• **REQUIRED TASK**: Can you rewrite the lines starting at the one containing "Text: CH₃: CH₃ bbox=[67, 193, 81, 202]" and ending at the last line of the records, changing "Text" to "Label" and leaving everything else untouched? Omit the pictures from your answer.
** BEGIN PROVIDED INFORMATION **
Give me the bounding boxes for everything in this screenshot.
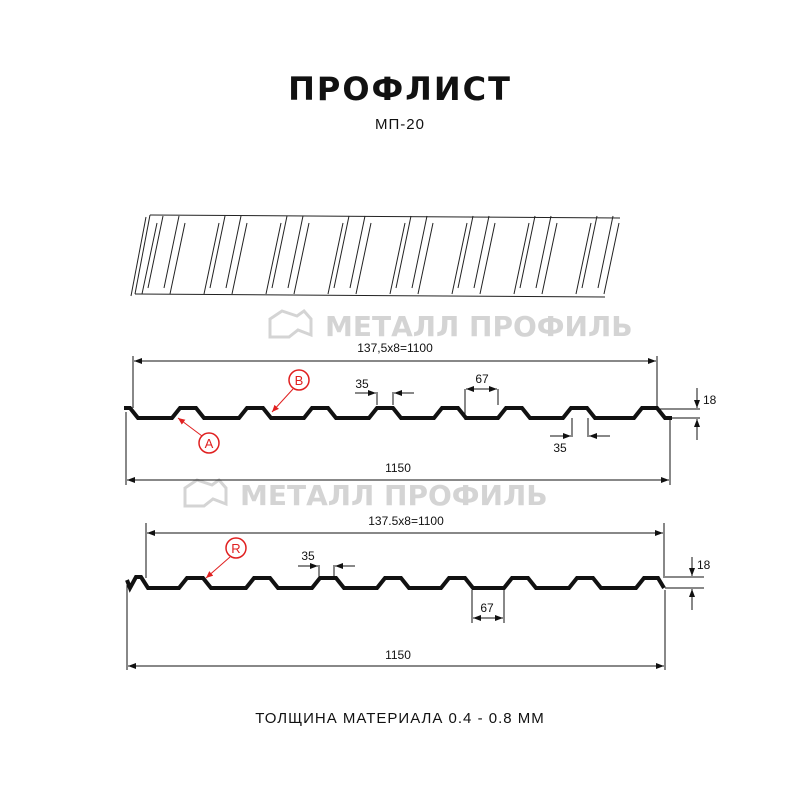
watermark-2: МЕТАЛЛ ПРОФИЛЬ	[183, 477, 548, 512]
sheet-line	[513, 222, 530, 295]
sheet-line	[603, 222, 620, 295]
sheet-line	[597, 215, 614, 289]
sheet-line	[535, 215, 552, 289]
marker-a: A	[177, 417, 220, 454]
sheet-line	[541, 222, 558, 295]
profile-a: 137,5x8=1100 1150 35 67 35 18 B A	[124, 341, 717, 485]
svg-text:A: A	[205, 436, 214, 451]
sheet-line	[327, 222, 344, 295]
watermark-text: МЕТАЛЛ ПРОФИЛЬ	[240, 479, 548, 512]
watermark-text: МЕТАЛЛ ПРОФИЛЬ	[325, 310, 633, 343]
sheet-line	[265, 222, 282, 295]
top-width-label-b: 35	[301, 549, 315, 563]
sheet-line	[473, 215, 490, 289]
sheet-line	[203, 222, 220, 295]
sheet-3d-view	[130, 214, 621, 298]
sheet-line	[293, 222, 310, 295]
sheet-line	[134, 214, 151, 295]
sheet-line	[355, 222, 372, 295]
sheet-line	[231, 222, 248, 295]
model-subtitle: МП-20	[375, 116, 425, 133]
sheet-line	[271, 215, 288, 289]
width-label-b: 1150	[385, 648, 411, 662]
sheet-line	[130, 216, 147, 297]
marker-b: B	[271, 369, 310, 413]
profile-a-outline	[124, 406, 672, 420]
sheet-line	[134, 293, 606, 298]
sheet-line	[225, 215, 242, 289]
svg-text:R: R	[231, 541, 240, 556]
bottom-width-top-label-a: 67	[475, 372, 489, 386]
profile-b-outline	[125, 575, 666, 593]
width-label-a: 1150	[385, 461, 411, 475]
material-thickness-note: ТОЛЩИНА МАТЕРИАЛА 0.4 - 0.8 ММ	[255, 710, 545, 727]
sheet-line	[457, 215, 474, 289]
sheet-line	[575, 222, 592, 295]
sheet-line	[147, 215, 164, 289]
sheet-line	[169, 222, 186, 295]
sheet-line	[479, 222, 496, 295]
marker-r: R	[205, 537, 247, 579]
sheet-line	[209, 215, 226, 289]
bottom-width-label-a: 35	[553, 441, 567, 455]
pitch-label-a: 137,5x8=1100	[357, 341, 433, 355]
sheet-line	[163, 215, 180, 289]
sheet-line	[287, 215, 304, 289]
sheet-line	[149, 214, 621, 219]
sheet-line	[141, 222, 158, 295]
watermark-1: МЕТАЛЛ ПРОФИЛЬ	[268, 308, 633, 343]
sheet-line	[417, 222, 434, 295]
sheet-line	[581, 215, 598, 289]
sheet-line	[411, 215, 428, 289]
sheet-line	[333, 215, 350, 289]
svg-text:B: B	[295, 373, 304, 388]
height-label-a: 18	[703, 393, 717, 407]
sheet-line	[395, 215, 412, 289]
pitch-label-b: 137.5x8=1100	[368, 514, 444, 528]
height-label-b: 18	[697, 558, 711, 572]
sheet-line	[349, 215, 366, 289]
sheet-line	[451, 222, 468, 295]
top-width-label-a: 35	[355, 377, 369, 391]
profile-b: 137.5x8=1100 1150 35 67 18 R	[125, 514, 711, 670]
sheet-line	[389, 222, 406, 295]
sheet-line	[519, 215, 536, 289]
bottom-width-label-b: 67	[480, 601, 494, 615]
page-title: ПРОФЛИСТ	[288, 70, 512, 108]
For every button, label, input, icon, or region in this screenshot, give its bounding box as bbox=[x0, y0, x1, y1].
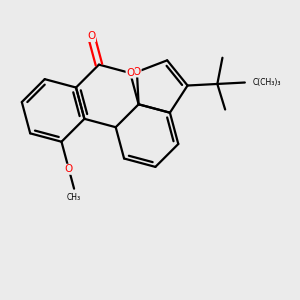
Text: CH₃: CH₃ bbox=[67, 193, 81, 202]
Text: O: O bbox=[65, 164, 73, 174]
Text: C(CH₃)₃: C(CH₃)₃ bbox=[252, 78, 281, 87]
Text: O: O bbox=[126, 68, 134, 78]
Text: O: O bbox=[87, 32, 95, 41]
Text: O: O bbox=[133, 67, 141, 77]
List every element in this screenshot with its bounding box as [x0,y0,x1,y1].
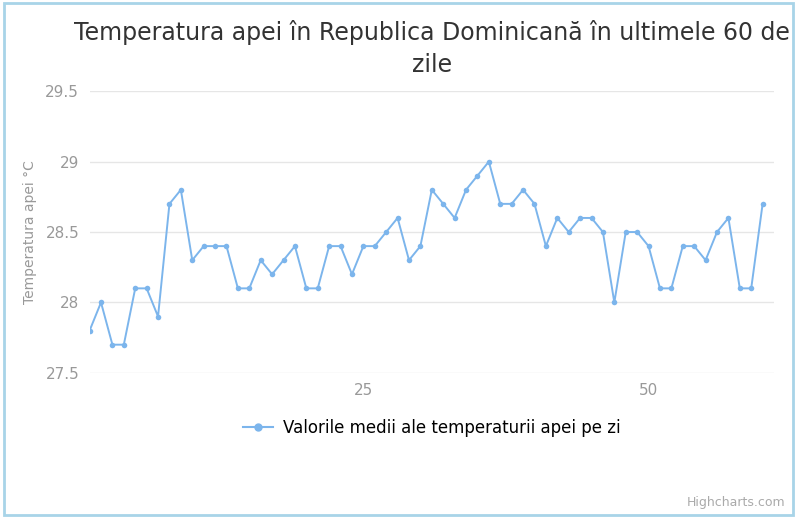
Legend: Valorile medii ale temperaturii apei pe zi: Valorile medii ale temperaturii apei pe … [237,412,627,443]
Text: Highcharts.com: Highcharts.com [686,496,785,509]
Title: Temperatura apei în Republica Dominicană în ultimele 60 de
zile: Temperatura apei în Republica Dominicană… [74,20,790,77]
Y-axis label: Temperatura apei °C: Temperatura apei °C [23,160,37,304]
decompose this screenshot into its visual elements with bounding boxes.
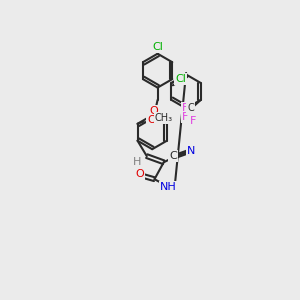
Text: F: F: [182, 103, 188, 113]
Text: N: N: [187, 146, 196, 156]
Text: CH₃: CH₃: [155, 113, 173, 123]
Text: F: F: [182, 112, 188, 122]
Text: O: O: [147, 115, 156, 125]
Text: C: C: [188, 103, 194, 113]
Text: O: O: [136, 169, 144, 179]
Text: O: O: [149, 106, 158, 116]
Text: NH: NH: [160, 182, 177, 192]
Text: C: C: [169, 151, 177, 161]
Text: H: H: [134, 157, 142, 167]
Text: Cl: Cl: [175, 74, 186, 84]
Text: Cl: Cl: [152, 42, 163, 52]
Text: F: F: [190, 116, 196, 126]
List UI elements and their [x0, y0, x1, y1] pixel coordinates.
** END PROVIDED INFORMATION **
• **OUTPUT**:
Label: CH₃: CH₃ bbox=[67, 193, 81, 202]
Label: O: O bbox=[65, 164, 73, 174]
Label: C(CH₃)₃: C(CH₃)₃ bbox=[252, 78, 281, 87]
Label: O: O bbox=[126, 68, 134, 78]
Label: O: O bbox=[87, 32, 95, 41]
Label: O: O bbox=[133, 67, 141, 77]
List every element in this screenshot with its bounding box as [x0,y0,x1,y1].
Legend: Valorile medii ale temperaturii apei pe zi: Valorile medii ale temperaturii apei pe … [237,412,627,443]
Label: Highcharts.com: Highcharts.com [686,496,785,509]
Title: Temperatura apei în Republica Dominicană în ultimele 60 de
zile: Temperatura apei în Republica Dominicană… [74,20,790,77]
Y-axis label: Temperatura apei °C: Temperatura apei °C [23,160,37,304]
decompose this screenshot into its visual elements with bounding boxes.
Label: F: F: [182, 103, 188, 113]
Label: N: N: [187, 146, 196, 156]
Label: CH₃: CH₃: [155, 113, 173, 123]
Label: F: F: [182, 112, 188, 122]
Label: O: O: [147, 115, 156, 125]
Label: C: C: [188, 103, 194, 113]
Label: O: O: [136, 169, 144, 179]
Label: O: O: [149, 106, 158, 116]
Label: NH: NH: [160, 182, 177, 192]
Label: C: C: [169, 151, 177, 161]
Label: H: H: [134, 157, 142, 167]
Label: Cl: Cl: [175, 74, 186, 84]
Label: Cl: Cl: [152, 42, 163, 52]
Label: F: F: [190, 116, 196, 126]
List UI elements and their [x0, y0, x1, y1] pixel coordinates.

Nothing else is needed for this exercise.